[Data entries]

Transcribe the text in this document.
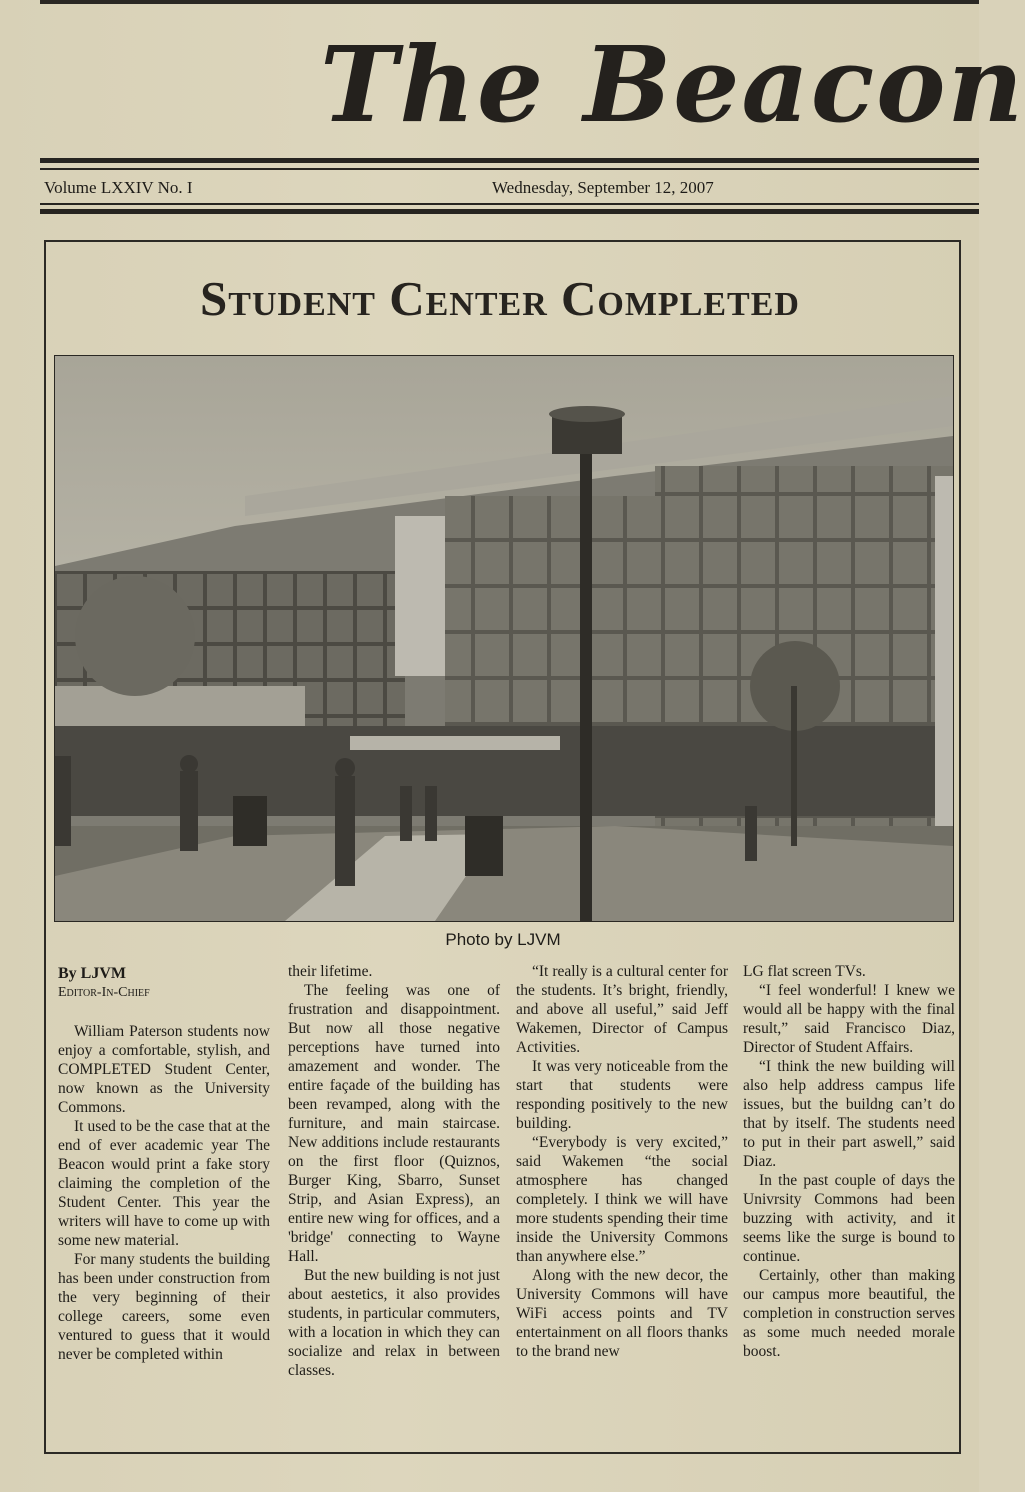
The Beacon
Volume LXXIV No. I	Wednesday, September 12, 2007
Student Center Completed
Photo by LJVM
By LJVM
Editor-In-Chief

William Paterson students now enjoy a comfortable, stylish, and COMPLETED Student Center, now known as the University Commons.

It used to be the case that at the end of ever academic year The Beacon would print a fake story claiming the completion of the Student Center. This year the writers will have to come up with some new material.

For many students the building has been under construction from the very beginning of their college careers, some even ventured to guess that it would never be completed within

their lifetime.

The feeling was one of frustration and disappointment. But now all those negative perceptions have turned into amazement and wonder. The entire façade of the building has been revamped, along with the furniture, and main staircase. New additions include restaurants on the first floor (Quiznos, Burger King, Sbarro, Sunset Strip, and Asian Express), an entire new wing for offices, and a 'bridge' connecting to Wayne Hall.

But the new building is not just about aestetics, it also provides students, in particular commuters, with a location in which they can socialize and relax in between classes.

“It really is a cultural center for the students. It’s bright, friendly, and above all useful,” said Jeff Wakemen, Director of Campus Activities.

It was very noticeable from the start that students were responding positively to the new building.

“Everybody is very excited,” said Wakemen “the social atmosphere has changed completely. I think we will have more students spending their time inside the University Commons than anywhere else.”

Along with the new decor, the University Commons will have WiFi access points and TV entertainment on all floors thanks to the brand new

LG flat screen TVs.

“I feel wonderful! I knew we would all be happy with the final result,” said Francisco Diaz, Director of Student Affairs.

“I think the new building will also help address campus life issues, but the buildng can’t do that by itself. The students need to put in their part aswell,” said Diaz.

In the past couple of days the Univrsity Commons had been buzzing with activity, and it seems like the surge is bound to continue.

Certainly, other than making our campus more beautiful, the completion in construction serves as some much needed morale boost.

What you need to do:
Write out every line from the entries where "would" appears.

Solution for this task:
It used to be the case that at the end of ever academic year The Beacon would print a fake story claiming the completion of the Student Center. This year the writers will have to come up with some new material.
For many students the building has been under construction from the very beginning of their college careers, some even ventured to guess that it would never be completed within
“I feel wonderful! I knew we would all be happy with the final result,” said Francisco Diaz, Director of Student Affairs.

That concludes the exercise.